# STATED EXERCISE:
Reproduce every line of the records below verbatim, and leave out the pictures.

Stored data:
Start

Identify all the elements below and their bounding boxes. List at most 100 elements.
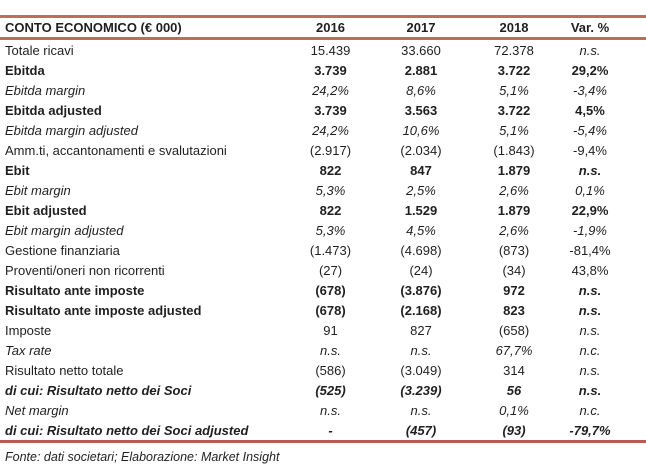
value-var-pct: -1,9% — [573, 222, 607, 238]
value-2018: 5,1% — [499, 82, 529, 98]
value-2018: (34) — [502, 262, 526, 278]
value-var-pct: n.c. — [579, 342, 601, 358]
row-label: di cui: Risultato netto dei Soci adjuste… — [5, 422, 249, 438]
value-2017: 10,6% — [402, 122, 440, 138]
table-row: Proventi/oneri non ricorrenti (27) (24) (34… — [0, 260, 646, 280]
table-row: di cui: Risultato netto dei Soci (525) (3.… — [0, 380, 646, 400]
value-var-pct: 43,8% — [571, 262, 609, 278]
value-2017: 827 — [410, 322, 432, 338]
value-2018: 2,6% — [499, 182, 529, 198]
col-header-2016: 2016 — [316, 20, 345, 35]
table-row: Risultato netto totale (586) (3.049) 314 n.s… — [0, 360, 646, 380]
income-statement-table: CONTO ECONOMICO (€ 000) 2016 2017 2018 V… — [0, 15, 646, 443]
table-row: Risultato ante imposte (678) (3.876) 972 n.s… — [0, 280, 646, 300]
row-label: Risultato ante imposte — [5, 282, 145, 298]
value-2018: 67,7% — [495, 342, 533, 358]
table-row: Ebit 822 847 1.879 n.s. — [0, 160, 646, 180]
row-label: Ebitda margin — [5, 82, 86, 98]
table-row: Ebitda adjusted 3.739 3.563 3.722 4,5% — [0, 100, 646, 120]
value-2016: n.s. — [320, 402, 341, 418]
value-2017: 3.563 — [404, 102, 438, 118]
value-2017: 8,6% — [406, 82, 436, 98]
value-2017: (4.698) — [400, 242, 442, 258]
table-header-row: CONTO ECONOMICO (€ 000) 2016 2017 2018 V… — [0, 15, 646, 40]
row-label: Tax rate — [5, 342, 52, 358]
table-body: Totale ricavi 15.439 33.660 72.378 n.s. Ebitd… — [0, 40, 646, 443]
value-var-pct: 29,2% — [571, 62, 609, 78]
value-2016: 5,3% — [315, 222, 346, 238]
value-2016: 3.739 — [314, 102, 347, 118]
value-2018: (873) — [498, 242, 530, 258]
value-2018: 314 — [503, 362, 525, 378]
table-row: Ebit margin adjusted 5,3% 4,5% 2,6% -1,9% — [0, 220, 646, 240]
row-label: di cui: Risultato netto dei Soci — [5, 382, 192, 398]
row-label: Ebitda adjusted — [5, 102, 102, 118]
value-var-pct: 4,5% — [575, 102, 605, 118]
value-2017: 1.529 — [404, 202, 438, 218]
row-label: Ebit — [5, 162, 30, 178]
value-2016: 24,2% — [312, 82, 349, 98]
value-var-pct: n.s. — [578, 282, 602, 298]
value-2018: 3.722 — [497, 62, 531, 78]
col-header-var-pct: Var. % — [570, 20, 610, 35]
row-label: Risultato netto totale — [5, 362, 124, 378]
value-2016: n.s. — [320, 342, 341, 358]
value-2017: (3.049) — [400, 362, 442, 378]
col-header-2017: 2017 — [406, 20, 436, 35]
row-label: Risultato ante imposte adjusted — [5, 302, 202, 318]
value-2018: 0,1% — [499, 402, 529, 418]
row-label: Ebitda margin adjusted — [5, 122, 138, 138]
table-row: Gestione finanziaria (1.473) (4.698) (873) -… — [0, 240, 646, 260]
value-2016: 5,3% — [315, 182, 346, 198]
value-2016: 24,2% — [312, 122, 349, 138]
value-2017: (457) — [405, 422, 437, 438]
value-2018: 72.378 — [494, 42, 534, 58]
value-2016: 3.739 — [314, 62, 347, 78]
table-title: CONTO ECONOMICO (€ 000) — [5, 20, 182, 35]
row-label: Ebit margin adjusted — [5, 222, 124, 238]
value-var-pct: 22,9% — [571, 202, 609, 218]
value-2016: 15.439 — [310, 42, 351, 58]
table-row: Risultato ante imposte adjusted (678) (2.1… — [0, 300, 646, 320]
value-var-pct: -79,7% — [569, 422, 611, 438]
value-2018: 1.879 — [497, 162, 531, 178]
table-row: Net margin n.s. n.s. 0,1% n.c. — [0, 400, 646, 420]
value-2017: (2.034) — [400, 142, 442, 158]
value-2017: (3.239) — [400, 382, 442, 398]
row-label: Imposte — [5, 322, 52, 338]
value-2016: - — [328, 422, 333, 438]
value-2017: n.s. — [410, 342, 432, 358]
value-var-pct: n.s. — [578, 382, 602, 398]
row-label: Net margin — [5, 402, 69, 418]
table-row: Ebitda margin adjusted 24,2% 10,6% 5,1% -5,4… — [0, 120, 646, 140]
table-row: Totale ricavi 15.439 33.660 72.378 n.s. — [0, 40, 646, 60]
value-2018: (93) — [502, 422, 526, 438]
row-label: Ebitda — [5, 62, 45, 78]
col-header-2018: 2018 — [499, 20, 529, 35]
value-var-pct: n.s. — [579, 322, 601, 338]
value-2017: 4,5% — [406, 222, 436, 238]
row-label: Proventi/oneri non ricorrenti — [5, 262, 165, 278]
value-var-pct: -81,4% — [569, 242, 611, 258]
value-2017: 2,5% — [406, 182, 436, 198]
value-2016: (586) — [315, 362, 346, 378]
table-row: di cui: Risultato netto dei Soci adjuste… — [0, 420, 646, 440]
table-row: Ebitda 3.739 2.881 3.722 29,2% — [0, 60, 646, 80]
value-2018: (1.843) — [493, 142, 535, 158]
row-label: Ebit adjusted — [5, 202, 87, 218]
value-2016: (1.473) — [309, 242, 352, 258]
value-var-pct: -9,4% — [573, 142, 607, 158]
value-2016: (678) — [315, 302, 346, 318]
value-2017: 2.881 — [404, 62, 438, 78]
value-2016: (525) — [315, 382, 346, 398]
value-2018: 972 — [503, 282, 525, 298]
value-var-pct: n.s. — [579, 362, 601, 378]
value-2017: (24) — [409, 262, 433, 278]
value-2016: (2.917) — [309, 142, 352, 158]
value-var-pct: -5,4% — [573, 122, 607, 138]
table-row: Ebit margin 5,3% 2,5% 2,6% 0,1% — [0, 180, 646, 200]
value-2018: 2,6% — [499, 222, 529, 238]
value-2018: 3.722 — [497, 102, 531, 118]
value-2017: n.s. — [410, 402, 432, 418]
value-2016: (678) — [315, 282, 346, 298]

End

# SOLUTION:
Identify all the elements below and their bounding boxes. List at most 100 elements.
value-var-pct: -1,9% — [573, 222, 607, 238]
value-2018: 5,1% — [499, 82, 529, 98]
value-2018: (34) — [502, 262, 526, 278]
value-var-pct: n.c. — [579, 342, 601, 358]
row-label: di cui: Risultato netto dei Soci adjuste… — [5, 422, 249, 438]
value-2017: 10,6% — [402, 122, 440, 138]
table-row: Proventi/oneri non ricorrenti (27) (24) (34… — [0, 260, 646, 280]
table-row: di cui: Risultato netto dei Soci (525) (3.… — [0, 380, 646, 400]
value-var-pct: 43,8% — [571, 262, 609, 278]
value-2017: 827 — [410, 322, 432, 338]
value-2018: 2,6% — [499, 182, 529, 198]
col-header-2016: 2016 — [316, 20, 345, 35]
table-row: Risultato netto totale (586) (3.049) 314 n.s… — [0, 360, 646, 380]
income-statement-table: CONTO ECONOMICO (€ 000) 2016 2017 2018 V… — [0, 15, 646, 443]
table-row: Risultato ante imposte (678) (3.876) 972 n.s… — [0, 280, 646, 300]
row-label: Risultato ante imposte — [5, 282, 145, 298]
value-2018: 67,7% — [495, 342, 533, 358]
table-row: Ebit 822 847 1.879 n.s. — [0, 160, 646, 180]
row-label: Ebitda margin — [5, 82, 86, 98]
table-row: Ebitda adjusted 3.739 3.563 3.722 4,5% — [0, 100, 646, 120]
value-2016: n.s. — [320, 402, 341, 418]
value-2017: 3.563 — [404, 102, 438, 118]
value-2017: 8,6% — [406, 82, 436, 98]
value-2017: (4.698) — [400, 242, 442, 258]
table-header-row: CONTO ECONOMICO (€ 000) 2016 2017 2018 V… — [0, 15, 646, 40]
row-label: Tax rate — [5, 342, 52, 358]
table-body: Totale ricavi 15.439 33.660 72.378 n.s. Ebitd… — [0, 40, 646, 443]
value-var-pct: 29,2% — [571, 62, 609, 78]
value-2016: 5,3% — [315, 222, 346, 238]
value-2016: 3.739 — [314, 102, 347, 118]
value-2018: (873) — [498, 242, 530, 258]
value-2018: 314 — [503, 362, 525, 378]
table-row: Ebit margin adjusted 5,3% 4,5% 2,6% -1,9% — [0, 220, 646, 240]
row-label: di cui: Risultato netto dei Soci — [5, 382, 192, 398]
row-label: Ebitda adjusted — [5, 102, 102, 118]
value-var-pct: 4,5% — [575, 102, 605, 118]
value-2017: 1.529 — [404, 202, 438, 218]
row-label: Ebit — [5, 162, 30, 178]
value-2016: 24,2% — [312, 82, 349, 98]
value-var-pct: n.s. — [578, 282, 602, 298]
value-2018: 3.722 — [497, 62, 531, 78]
col-header-var-pct: Var. % — [570, 20, 610, 35]
row-label: Risultato netto totale — [5, 362, 124, 378]
value-2016: n.s. — [320, 342, 341, 358]
value-2017: (3.049) — [400, 362, 442, 378]
col-header-2017: 2017 — [406, 20, 436, 35]
row-label: Risultato ante imposte adjusted — [5, 302, 202, 318]
value-2018: 0,1% — [499, 402, 529, 418]
row-label: Ebitda margin adjusted — [5, 122, 138, 138]
table-row: Gestione finanziaria (1.473) (4.698) (873) -… — [0, 240, 646, 260]
value-2016: 5,3% — [315, 182, 346, 198]
value-2016: 24,2% — [312, 122, 349, 138]
value-2017: (457) — [405, 422, 437, 438]
value-2018: 72.378 — [494, 42, 534, 58]
value-2016: 3.739 — [314, 62, 347, 78]
table-title: CONTO ECONOMICO (€ 000) — [5, 20, 182, 35]
row-label: Ebit margin adjusted — [5, 222, 124, 238]
value-var-pct: 22,9% — [571, 202, 609, 218]
value-2016: 15.439 — [310, 42, 351, 58]
table-row: Risultato ante imposte adjusted (678) (2.1… — [0, 300, 646, 320]
value-var-pct: -79,7% — [569, 422, 611, 438]
value-2018: 1.879 — [497, 162, 531, 178]
table-row: Net margin n.s. n.s. 0,1% n.c. — [0, 400, 646, 420]
value-2017: (2.034) — [400, 142, 442, 158]
value-2017: (3.239) — [400, 382, 442, 398]
row-label: Imposte — [5, 322, 52, 338]
value-2016: - — [328, 422, 333, 438]
value-2017: n.s. — [410, 342, 432, 358]
value-var-pct: n.s. — [578, 382, 602, 398]
row-label: Net margin — [5, 402, 69, 418]
table-row: Ebitda margin adjusted 24,2% 10,6% 5,1% -5,4… — [0, 120, 646, 140]
table-row: Totale ricavi 15.439 33.660 72.378 n.s. — [0, 40, 646, 60]
value-2018: (93) — [502, 422, 526, 438]
row-label: Ebitda — [5, 62, 45, 78]
col-header-2018: 2018 — [499, 20, 529, 35]
value-var-pct: n.s. — [579, 322, 601, 338]
value-2017: 4,5% — [406, 222, 436, 238]
row-label: Proventi/oneri non ricorrenti — [5, 262, 165, 278]
value-var-pct: -81,4% — [569, 242, 611, 258]
value-2017: 2,5% — [406, 182, 436, 198]
value-2016: (586) — [315, 362, 346, 378]
table-row: di cui: Risultato netto dei Soci adjuste… — [0, 420, 646, 440]
table-row: Ebitda 3.739 2.881 3.722 29,2% — [0, 60, 646, 80]
value-2018: (1.843) — [493, 142, 535, 158]
row-label: Ebit adjusted — [5, 202, 87, 218]
value-2016: (1.473) — [309, 242, 352, 258]
value-var-pct: -9,4% — [573, 142, 607, 158]
value-2016: (678) — [315, 302, 346, 318]
value-2017: 2.881 — [404, 62, 438, 78]
value-2016: (525) — [315, 382, 346, 398]
value-2018: 972 — [503, 282, 525, 298]
value-var-pct: n.s. — [579, 362, 601, 378]
value-2017: (24) — [409, 262, 433, 278]
value-2016: (2.917) — [309, 142, 352, 158]
value-var-pct: -5,4% — [573, 122, 607, 138]
table-row: Ebit margin 5,3% 2,5% 2,6% 0,1% — [0, 180, 646, 200]
value-2018: 2,6% — [499, 222, 529, 238]
value-2018: 3.722 — [497, 102, 531, 118]
value-2017: n.s. — [410, 402, 432, 418]
value-2016: (678) — [315, 282, 346, 298]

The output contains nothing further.